Set down the full listing exactly, character for character.
========================================
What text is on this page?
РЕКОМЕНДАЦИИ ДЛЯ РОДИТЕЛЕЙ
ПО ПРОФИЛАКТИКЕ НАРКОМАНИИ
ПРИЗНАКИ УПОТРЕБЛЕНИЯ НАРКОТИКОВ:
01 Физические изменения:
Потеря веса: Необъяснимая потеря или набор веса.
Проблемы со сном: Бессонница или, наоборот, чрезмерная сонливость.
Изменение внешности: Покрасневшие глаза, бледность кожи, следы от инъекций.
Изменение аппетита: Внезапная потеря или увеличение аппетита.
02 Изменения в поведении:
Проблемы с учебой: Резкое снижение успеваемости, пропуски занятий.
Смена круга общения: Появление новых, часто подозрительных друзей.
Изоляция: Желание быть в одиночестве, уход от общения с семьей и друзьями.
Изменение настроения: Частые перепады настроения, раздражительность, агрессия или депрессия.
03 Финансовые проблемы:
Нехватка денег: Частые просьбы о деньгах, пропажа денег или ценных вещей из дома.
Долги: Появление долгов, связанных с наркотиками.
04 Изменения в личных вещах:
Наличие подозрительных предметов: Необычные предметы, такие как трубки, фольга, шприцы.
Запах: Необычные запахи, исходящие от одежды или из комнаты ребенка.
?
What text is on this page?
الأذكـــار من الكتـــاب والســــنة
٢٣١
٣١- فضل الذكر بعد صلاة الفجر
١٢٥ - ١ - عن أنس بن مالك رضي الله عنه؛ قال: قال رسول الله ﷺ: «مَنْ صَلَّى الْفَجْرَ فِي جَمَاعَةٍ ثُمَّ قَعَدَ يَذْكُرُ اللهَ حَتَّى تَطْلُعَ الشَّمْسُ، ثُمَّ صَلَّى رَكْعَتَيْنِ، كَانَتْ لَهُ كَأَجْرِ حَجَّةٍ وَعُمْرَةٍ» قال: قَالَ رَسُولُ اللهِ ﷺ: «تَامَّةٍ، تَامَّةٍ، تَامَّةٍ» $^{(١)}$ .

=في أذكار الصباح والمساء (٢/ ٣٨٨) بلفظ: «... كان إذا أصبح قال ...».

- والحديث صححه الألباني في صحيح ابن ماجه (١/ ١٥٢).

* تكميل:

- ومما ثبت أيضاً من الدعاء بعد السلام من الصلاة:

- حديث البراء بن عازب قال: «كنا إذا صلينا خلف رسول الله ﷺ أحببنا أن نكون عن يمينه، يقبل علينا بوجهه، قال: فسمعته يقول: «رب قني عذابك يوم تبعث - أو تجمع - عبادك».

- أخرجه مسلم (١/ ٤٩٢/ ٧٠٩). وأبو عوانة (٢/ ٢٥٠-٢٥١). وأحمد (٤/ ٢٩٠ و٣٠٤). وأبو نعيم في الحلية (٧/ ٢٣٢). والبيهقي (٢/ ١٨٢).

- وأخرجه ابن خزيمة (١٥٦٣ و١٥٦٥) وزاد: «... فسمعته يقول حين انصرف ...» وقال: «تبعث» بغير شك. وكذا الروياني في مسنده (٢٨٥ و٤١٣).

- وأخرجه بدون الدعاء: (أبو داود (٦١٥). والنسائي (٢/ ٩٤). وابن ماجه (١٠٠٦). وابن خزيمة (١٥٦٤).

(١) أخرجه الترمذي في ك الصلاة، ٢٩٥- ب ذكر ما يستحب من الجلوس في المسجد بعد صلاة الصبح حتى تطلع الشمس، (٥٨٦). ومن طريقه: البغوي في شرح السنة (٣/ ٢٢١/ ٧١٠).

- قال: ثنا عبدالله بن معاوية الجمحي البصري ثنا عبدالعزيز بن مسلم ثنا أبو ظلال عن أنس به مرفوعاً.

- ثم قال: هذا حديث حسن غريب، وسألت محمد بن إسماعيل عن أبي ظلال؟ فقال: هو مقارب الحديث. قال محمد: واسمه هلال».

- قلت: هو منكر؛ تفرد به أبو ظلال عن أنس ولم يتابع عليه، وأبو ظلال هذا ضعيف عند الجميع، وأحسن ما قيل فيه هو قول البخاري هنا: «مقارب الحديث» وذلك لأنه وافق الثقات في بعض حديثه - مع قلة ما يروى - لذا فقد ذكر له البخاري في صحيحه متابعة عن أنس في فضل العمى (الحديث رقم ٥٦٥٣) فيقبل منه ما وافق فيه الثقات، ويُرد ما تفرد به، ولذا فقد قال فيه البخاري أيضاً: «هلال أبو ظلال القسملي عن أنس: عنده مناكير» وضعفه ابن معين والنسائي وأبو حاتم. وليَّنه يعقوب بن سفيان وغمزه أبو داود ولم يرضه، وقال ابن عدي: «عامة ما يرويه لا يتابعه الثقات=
========================================
Task result -
What text is on this page?
РЕКОМЕНДАЦИИ ДЛЯ РОДИТЕЛЕЙ
ПО ПРОФИЛАКТИКЕ НАРКОМАНИИ
ПРИЗНАКИ УПОТРЕБЛЕНИЯ НАРКОТИКОВ:
01 Физические изменения:
Потеря веса: Необъяснимая потеря или набор веса.
Проблемы со сном: Бессонница или, наоборот, чрезмерная сонливость.
Изменение внешности: Покрасневшие глаза, бледность кожи, следы от инъекций.
Изменение аппетита: Внезапная потеря или увеличение аппетита.
02 Изменения в поведении:
Проблемы с учебой: Резкое снижение успеваемости, пропуски занятий.
Смена круга общения: Появление новых, часто подозрительных друзей.
Изоляция: Желание быть в одиночестве, уход от общения с семьей и друзьями.
Изменение настроения: Частые перепады настроения, раздражительность, агрессия или депрессия.
03 Финансовые проблемы:
Нехватка денег: Частые просьбы о деньгах, пропажа денег или ценных вещей из дома.
Долги: Появление долгов, связанных с наркотиками.
04 Изменения в личных вещах:
Наличие подозрительных предметов: Необычные предметы, такие как трубки, фольга, шприцы.
Запах: Необычные запахи, исходящие от одежды или из комнаты ребенка.
?
What text is on this page?
الأذكـــار من الكتـــاب والســــنة
٢٣١
٣١- فضل الذكر بعد صلاة الفجر
١٢٥ - ١ - عن أنس بن مالك رضي الله عنه؛ قال: قال رسول الله ﷺ: «مَنْ صَلَّى الْفَجْرَ فِي جَمَاعَةٍ ثُمَّ قَعَدَ يَذْكُرُ اللهَ حَتَّى تَطْلُعَ الشَّمْسُ، ثُمَّ صَلَّى رَكْعَتَيْنِ، كَانَتْ لَهُ كَأَجْرِ حَجَّةٍ وَعُمْرَةٍ» قال: قَالَ رَسُولُ اللهِ ﷺ: «تَامَّةٍ، تَامَّةٍ، تَامَّةٍ» $^{(١)}$ .

=في أذكار الصباح والمساء (٢/ ٣٨٨) بلفظ: «... كان إذا أصبح قال ...».

- والحديث صححه الألباني في صحيح ابن ماجه (١/ ١٥٢).

* تكميل:

- ومما ثبت أيضاً من الدعاء بعد السلام من الصلاة:

- حديث البراء بن عازب قال: «كنا إذا صلينا خلف رسول الله ﷺ أحببنا أن نكون عن يمينه، يقبل علينا بوجهه، قال: فسمعته يقول: «رب قني عذابك يوم تبعث - أو تجمع - عبادك».

- أخرجه مسلم (١/ ٤٩٢/ ٧٠٩). وأبو عوانة (٢/ ٢٥٠-٢٥١). وأحمد (٤/ ٢٩٠ و٣٠٤). وأبو نعيم في الحلية (٧/ ٢٣٢). والبيهقي (٢/ ١٨٢).

- وأخرجه ابن خزيمة (١٥٦٣ و١٥٦٥) وزاد: «... فسمعته يقول حين انصرف ...» وقال: «تبعث» بغير شك. وكذا الروياني في مسنده (٢٨٥ و٤١٣).

- وأخرجه بدون الدعاء: (أبو داود (٦١٥). والنسائي (٢/ ٩٤). وابن ماجه (١٠٠٦). وابن خزيمة (١٥٦٤).

(١) أخرجه الترمذي في ك الصلاة، ٢٩٥- ب ذكر ما يستحب من الجلوس في المسجد بعد صلاة الصبح حتى تطلع الشمس، (٥٨٦). ومن طريقه: البغوي في شرح السنة (٣/ ٢٢١/ ٧١٠).

- قال: ثنا عبدالله بن معاوية الجمحي البصري ثنا عبدالعزيز بن مسلم ثنا أبو ظلال عن أنس به مرفوعاً.

- ثم قال: هذا حديث حسن غريب، وسألت محمد بن إسماعيل عن أبي ظلال؟ فقال: هو مقارب الحديث. قال محمد: واسمه هلال».

- قلت: هو منكر؛ تفرد به أبو ظلال عن أنس ولم يتابع عليه، وأبو ظلال هذا ضعيف عند الجميع، وأحسن ما قيل فيه هو قول البخاري هنا: «مقارب الحديث» وذلك لأنه وافق الثقات في بعض حديثه - مع قلة ما يروى - لذا فقد ذكر له البخاري في صحيحه متابعة عن أنس في فضل العمى (الحديث رقم ٥٦٥٣) فيقبل منه ما وافق فيه الثقات، ويُرد ما تفرد به، ولذا فقد قال فيه البخاري أيضاً: «هلال أبو ظلال القسملي عن أنس: عنده مناكير» وضعفه ابن معين والنسائي وأبو حاتم. وليَّنه يعقوب بن سفيان وغمزه أبو داود ولم يرضه، وقال ابن عدي: «عامة ما يرويه لا يتابعه الثقات=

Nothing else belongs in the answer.